> **WHAT IS EXPECTED**
Show every line of the records below that contains the word "angle".

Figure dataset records
+ + + +

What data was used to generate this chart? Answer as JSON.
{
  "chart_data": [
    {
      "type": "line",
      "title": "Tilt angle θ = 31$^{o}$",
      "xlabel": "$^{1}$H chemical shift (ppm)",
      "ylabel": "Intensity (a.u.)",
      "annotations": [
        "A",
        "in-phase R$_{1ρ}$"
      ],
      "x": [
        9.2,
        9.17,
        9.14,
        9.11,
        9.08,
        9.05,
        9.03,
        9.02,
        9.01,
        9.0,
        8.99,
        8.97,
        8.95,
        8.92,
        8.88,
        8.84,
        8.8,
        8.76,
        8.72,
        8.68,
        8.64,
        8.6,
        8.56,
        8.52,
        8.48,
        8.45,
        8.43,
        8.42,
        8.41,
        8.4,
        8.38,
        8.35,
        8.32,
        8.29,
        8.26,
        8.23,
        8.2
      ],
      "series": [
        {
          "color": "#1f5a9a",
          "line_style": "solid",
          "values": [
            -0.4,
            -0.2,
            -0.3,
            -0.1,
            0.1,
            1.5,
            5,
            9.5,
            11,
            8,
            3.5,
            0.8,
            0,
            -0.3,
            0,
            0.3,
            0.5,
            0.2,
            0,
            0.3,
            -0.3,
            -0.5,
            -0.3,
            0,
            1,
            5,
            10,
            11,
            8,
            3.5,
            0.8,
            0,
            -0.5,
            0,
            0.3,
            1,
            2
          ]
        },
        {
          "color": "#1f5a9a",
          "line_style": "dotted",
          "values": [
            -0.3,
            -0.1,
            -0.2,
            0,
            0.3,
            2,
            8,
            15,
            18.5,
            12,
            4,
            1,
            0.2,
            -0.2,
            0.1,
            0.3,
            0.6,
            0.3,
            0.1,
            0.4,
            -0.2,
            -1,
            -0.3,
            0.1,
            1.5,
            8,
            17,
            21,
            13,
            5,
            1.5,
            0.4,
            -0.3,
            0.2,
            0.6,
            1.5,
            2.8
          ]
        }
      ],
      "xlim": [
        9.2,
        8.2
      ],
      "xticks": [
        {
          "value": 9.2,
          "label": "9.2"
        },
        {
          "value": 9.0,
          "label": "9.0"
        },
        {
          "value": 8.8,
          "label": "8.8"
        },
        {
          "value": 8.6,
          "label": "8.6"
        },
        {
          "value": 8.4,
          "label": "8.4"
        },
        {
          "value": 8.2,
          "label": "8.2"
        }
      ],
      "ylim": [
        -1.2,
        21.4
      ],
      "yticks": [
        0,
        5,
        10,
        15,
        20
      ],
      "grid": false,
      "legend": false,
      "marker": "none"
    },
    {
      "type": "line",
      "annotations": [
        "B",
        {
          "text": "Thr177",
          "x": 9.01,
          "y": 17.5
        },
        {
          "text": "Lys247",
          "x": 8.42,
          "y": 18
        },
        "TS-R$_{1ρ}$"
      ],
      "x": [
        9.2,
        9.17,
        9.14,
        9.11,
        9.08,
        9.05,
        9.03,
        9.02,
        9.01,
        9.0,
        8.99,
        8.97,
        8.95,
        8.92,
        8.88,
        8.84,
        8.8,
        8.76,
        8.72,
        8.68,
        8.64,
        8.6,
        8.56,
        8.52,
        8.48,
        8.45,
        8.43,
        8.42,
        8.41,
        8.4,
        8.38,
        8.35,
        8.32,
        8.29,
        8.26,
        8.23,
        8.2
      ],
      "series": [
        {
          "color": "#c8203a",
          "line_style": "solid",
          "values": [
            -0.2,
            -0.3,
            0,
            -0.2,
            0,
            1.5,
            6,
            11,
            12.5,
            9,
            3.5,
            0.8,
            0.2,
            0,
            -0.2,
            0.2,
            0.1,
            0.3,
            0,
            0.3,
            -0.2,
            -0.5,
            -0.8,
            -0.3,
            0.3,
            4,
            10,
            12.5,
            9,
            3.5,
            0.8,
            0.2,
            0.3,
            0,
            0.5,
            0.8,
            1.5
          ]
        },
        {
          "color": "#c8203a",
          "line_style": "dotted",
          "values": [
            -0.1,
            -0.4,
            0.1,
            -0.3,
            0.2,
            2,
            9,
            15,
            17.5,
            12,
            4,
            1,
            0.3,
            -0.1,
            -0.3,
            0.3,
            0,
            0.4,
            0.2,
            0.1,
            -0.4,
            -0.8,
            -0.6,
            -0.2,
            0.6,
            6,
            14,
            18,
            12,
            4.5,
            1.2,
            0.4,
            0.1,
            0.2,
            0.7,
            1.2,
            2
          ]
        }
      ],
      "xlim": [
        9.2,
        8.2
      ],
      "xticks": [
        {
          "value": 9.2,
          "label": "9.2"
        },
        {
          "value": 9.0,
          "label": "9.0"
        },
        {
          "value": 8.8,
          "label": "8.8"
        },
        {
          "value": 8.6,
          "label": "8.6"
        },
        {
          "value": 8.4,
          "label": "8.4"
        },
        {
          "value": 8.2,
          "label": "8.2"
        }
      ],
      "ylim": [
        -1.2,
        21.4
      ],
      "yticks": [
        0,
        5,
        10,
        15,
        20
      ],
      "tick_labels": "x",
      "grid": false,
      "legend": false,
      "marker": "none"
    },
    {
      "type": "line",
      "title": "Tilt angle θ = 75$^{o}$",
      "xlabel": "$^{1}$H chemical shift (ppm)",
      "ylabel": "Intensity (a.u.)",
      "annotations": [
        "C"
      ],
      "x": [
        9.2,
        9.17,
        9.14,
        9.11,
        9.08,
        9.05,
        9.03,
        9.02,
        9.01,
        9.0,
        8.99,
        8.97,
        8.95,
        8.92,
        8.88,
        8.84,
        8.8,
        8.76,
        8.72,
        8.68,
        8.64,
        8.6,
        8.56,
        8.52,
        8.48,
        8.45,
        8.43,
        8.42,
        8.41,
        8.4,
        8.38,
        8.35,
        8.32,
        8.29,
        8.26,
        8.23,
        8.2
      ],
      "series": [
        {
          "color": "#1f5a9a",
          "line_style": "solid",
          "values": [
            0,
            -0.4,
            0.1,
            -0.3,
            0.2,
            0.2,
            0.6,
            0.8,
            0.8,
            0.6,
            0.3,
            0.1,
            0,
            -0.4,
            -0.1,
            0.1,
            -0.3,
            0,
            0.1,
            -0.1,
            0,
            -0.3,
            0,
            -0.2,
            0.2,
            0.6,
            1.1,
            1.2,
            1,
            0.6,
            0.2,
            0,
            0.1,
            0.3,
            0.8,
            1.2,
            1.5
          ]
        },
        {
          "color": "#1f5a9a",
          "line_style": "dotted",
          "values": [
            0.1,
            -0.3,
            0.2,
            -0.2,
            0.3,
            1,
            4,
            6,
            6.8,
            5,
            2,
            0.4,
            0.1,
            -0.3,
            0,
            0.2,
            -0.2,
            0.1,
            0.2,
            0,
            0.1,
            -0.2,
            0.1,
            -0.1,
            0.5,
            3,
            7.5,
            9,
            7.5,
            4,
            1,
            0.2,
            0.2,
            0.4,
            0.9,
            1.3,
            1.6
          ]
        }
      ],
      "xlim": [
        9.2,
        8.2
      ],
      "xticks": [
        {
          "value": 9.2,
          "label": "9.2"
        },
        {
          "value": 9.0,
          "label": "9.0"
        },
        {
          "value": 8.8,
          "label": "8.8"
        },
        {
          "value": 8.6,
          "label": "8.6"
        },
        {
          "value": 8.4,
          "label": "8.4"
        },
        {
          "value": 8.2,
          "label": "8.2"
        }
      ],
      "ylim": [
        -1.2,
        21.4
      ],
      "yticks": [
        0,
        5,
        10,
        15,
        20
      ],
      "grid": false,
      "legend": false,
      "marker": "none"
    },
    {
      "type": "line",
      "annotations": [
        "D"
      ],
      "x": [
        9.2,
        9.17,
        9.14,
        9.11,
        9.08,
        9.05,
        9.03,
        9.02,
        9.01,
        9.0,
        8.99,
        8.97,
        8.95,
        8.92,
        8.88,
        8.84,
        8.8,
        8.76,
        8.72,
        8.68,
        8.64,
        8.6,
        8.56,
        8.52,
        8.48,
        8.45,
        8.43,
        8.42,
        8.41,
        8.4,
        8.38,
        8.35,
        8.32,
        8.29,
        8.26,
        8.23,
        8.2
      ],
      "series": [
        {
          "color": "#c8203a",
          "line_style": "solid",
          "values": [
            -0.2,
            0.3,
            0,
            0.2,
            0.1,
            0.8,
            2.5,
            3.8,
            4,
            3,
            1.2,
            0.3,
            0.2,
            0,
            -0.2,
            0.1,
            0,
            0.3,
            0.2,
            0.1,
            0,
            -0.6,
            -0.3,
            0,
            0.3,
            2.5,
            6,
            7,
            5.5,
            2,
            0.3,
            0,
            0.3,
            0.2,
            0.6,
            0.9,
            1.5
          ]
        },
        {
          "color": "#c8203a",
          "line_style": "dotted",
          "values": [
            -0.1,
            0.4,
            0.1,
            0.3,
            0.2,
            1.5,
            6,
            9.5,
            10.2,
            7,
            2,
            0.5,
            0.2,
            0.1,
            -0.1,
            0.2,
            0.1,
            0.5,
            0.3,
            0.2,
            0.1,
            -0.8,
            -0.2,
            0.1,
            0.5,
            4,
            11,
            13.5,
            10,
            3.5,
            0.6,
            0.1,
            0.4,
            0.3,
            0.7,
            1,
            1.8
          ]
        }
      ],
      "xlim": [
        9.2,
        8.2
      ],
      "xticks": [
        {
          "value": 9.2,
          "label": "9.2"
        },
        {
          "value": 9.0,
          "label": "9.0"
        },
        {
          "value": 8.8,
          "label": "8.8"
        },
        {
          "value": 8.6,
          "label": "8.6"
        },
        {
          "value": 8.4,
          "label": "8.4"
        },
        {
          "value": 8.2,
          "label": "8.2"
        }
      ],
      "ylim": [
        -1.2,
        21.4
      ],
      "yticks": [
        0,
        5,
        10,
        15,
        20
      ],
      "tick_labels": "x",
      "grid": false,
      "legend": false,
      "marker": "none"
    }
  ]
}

+ + + +

> **OUTPUT OF THE TASK**
      "title": "Tilt angle θ = 31$^{o}$",
      "title": "Tilt angle θ = 75$^{o}$",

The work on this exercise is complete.